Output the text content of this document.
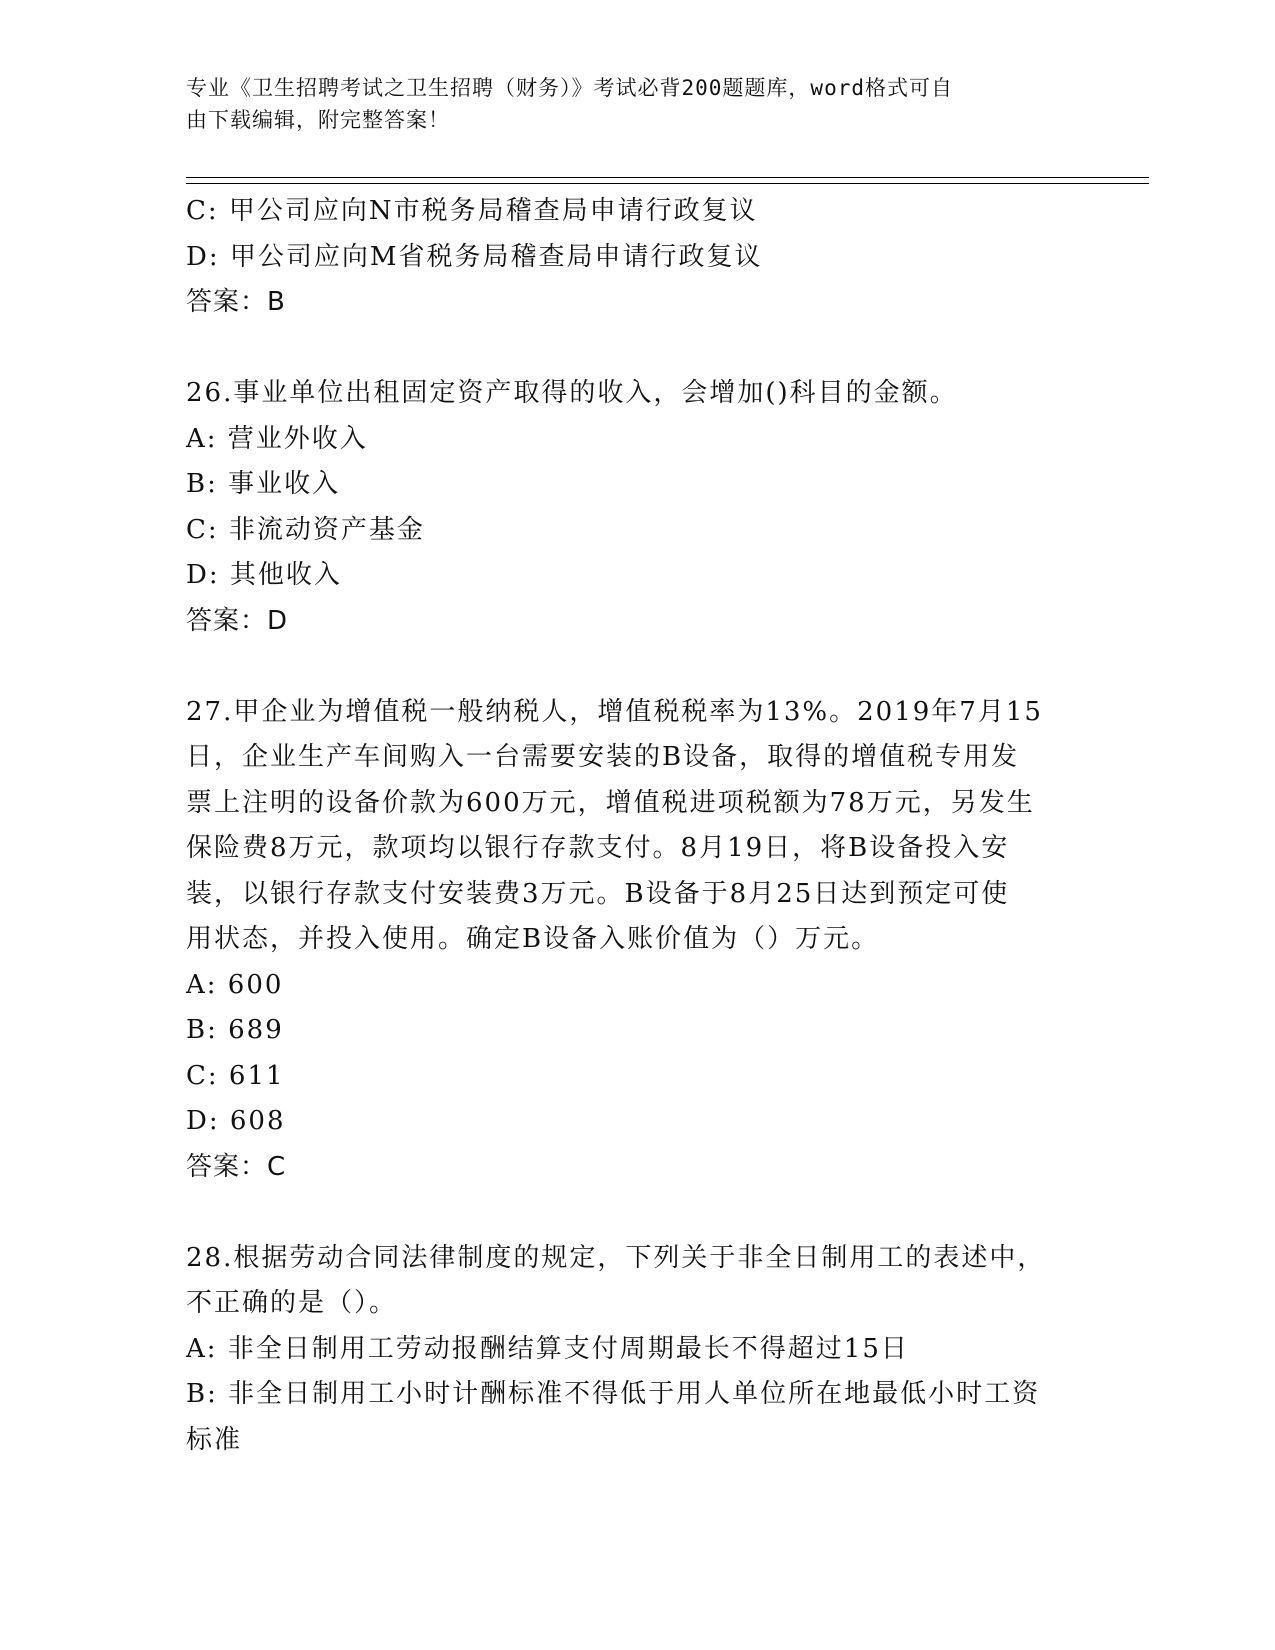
专业《卫生招聘考试之卫生招聘（财务）》考试必背200题题库，word格式可自
由下载编辑，附完整答案！
C: 甲公司应向N市税务局稽查局申请行政复议
D: 甲公司应向M省税务局稽查局申请行政复议
答案：B
26.事业单位出租固定资产取得的收入，会增加()科目的金额。
A: 营业外收入
B: 事业收入
C: 非流动资产基金
D: 其他收入
答案：D
27.甲企业为增值税一般纳税人，增值税税率为13%。2019年7月15
日，企业生产车间购入一台需要安装的B设备，取得的增值税专用发
票上注明的设备价款为600万元，增值税进项税额为78万元，另发生
保险费8万元，款项均以银行存款支付。8月19日，将B设备投入安
装，以银行存款支付安装费3万元。B设备于8月25日达到预定可使
用状态，并投入使用。确定B设备入账价值为（）万元。
A: 600
B: 689
C: 611
D: 608
答案：C
28.根据劳动合同法律制度的规定，下列关于非全日制用工的表述中，
不正确的是（）。
A: 非全日制用工劳动报酬结算支付周期最长不得超过15日
B: 非全日制用工小时计酬标准不得低于用人单位所在地最低小时工资
标准
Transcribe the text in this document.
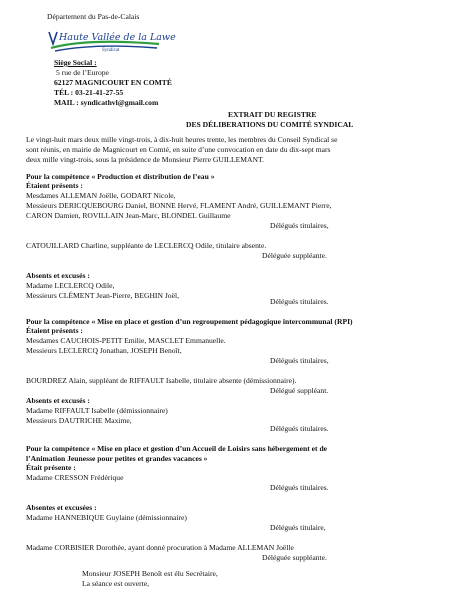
Département du Pas-de-Calais
Haute Vallée de la Lawe
Syndicat
Siège Social :
5 rue de l’Europe
62127 MAGNICOURT EN COMTÉ
TÉL : 03-21-41-27-55
MAIL : syndicathvl@gmail.com
EXTRAIT DU REGISTRE
DES DÉLIBERATIONS DU COMITÉ SYNDICAL
Le vingt-huit mars deux mille vingt-trois, à dix-huit heures trente, les membres du Conseil Syndical se
sont réunis, en mairie de Magnicourt en Comté, en suite d’une convocation en date du dix-sept mars
deux mille vingt-trois, sous la présidence de Monsieur Pierre GUILLEMANT.
Pour la compétence « Production et distribution de l’eau »
Étaient présents :
Mesdames ALLEMAN Joëlle, GODART Nicole,
Messieurs DERICQUEBOURG Daniel, BONNE Hervé, FLAMENT André, GUILLEMANT Pierre,
CARON Damien, ROVILLAIN Jean-Marc, BLONDEL Guillaume
Délégués titulaires,
CATOUILLARD Charline, suppléante de LECLERCQ Odile, titulaire absente.
Déléguée suppléante.
Absents et excusés :
Madame LECLERCQ Odile,
Messieurs CLÉMENT Jean-Pierre, BEGHIN Joël,
Délégués titulaires.
Pour la compétence « Mise en place et gestion d’un regroupement pédagogique intercommunal (RPI)
Étaient présents :
Mesdames CAUCHOIS-PETIT Emilie, MASCLET Emmanuelle.
Messieurs LECLERCQ Jonathan, JOSEPH Benoît,
Délégués titulaires,
BOURDREZ Alain, suppléant de RIFFAULT Isabelle, titulaire absente (démissionnaire).
Délégué suppléant.
Absents et excusés :
Madame RIFFAULT Isabelle (démissionnaire)
Messieurs DAUTRICHE Maxime,
Délégués titulaires.
Pour la compétence « Mise en place et gestion d’un Accueil de Loisirs sans hébergement et de
l’Animation Jeunesse pour petites et grandes vacances »
Était présente :
Madame CRESSON Frédérique
Délégués titulaires.
Absentes et excusées :
Madame HANNEBIQUE Guylaine (démissionnaire)
Délégués titulaire,
Madame CORBISIER Dorothée, ayant donné procuration à Madame ALLEMAN Joëlle
Déléguée suppléante.
Monsieur JOSEPH Benoît est élu Secrétaire,
La séance est ouverte,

═══

### Written instruction
Search the data above for the word "Odile", then gather each line in which it appears.

### Exercise solution
CATOUILLARD Charline, suppléante de LECLERCQ Odile, titulaire absente.
Madame LECLERCQ Odile,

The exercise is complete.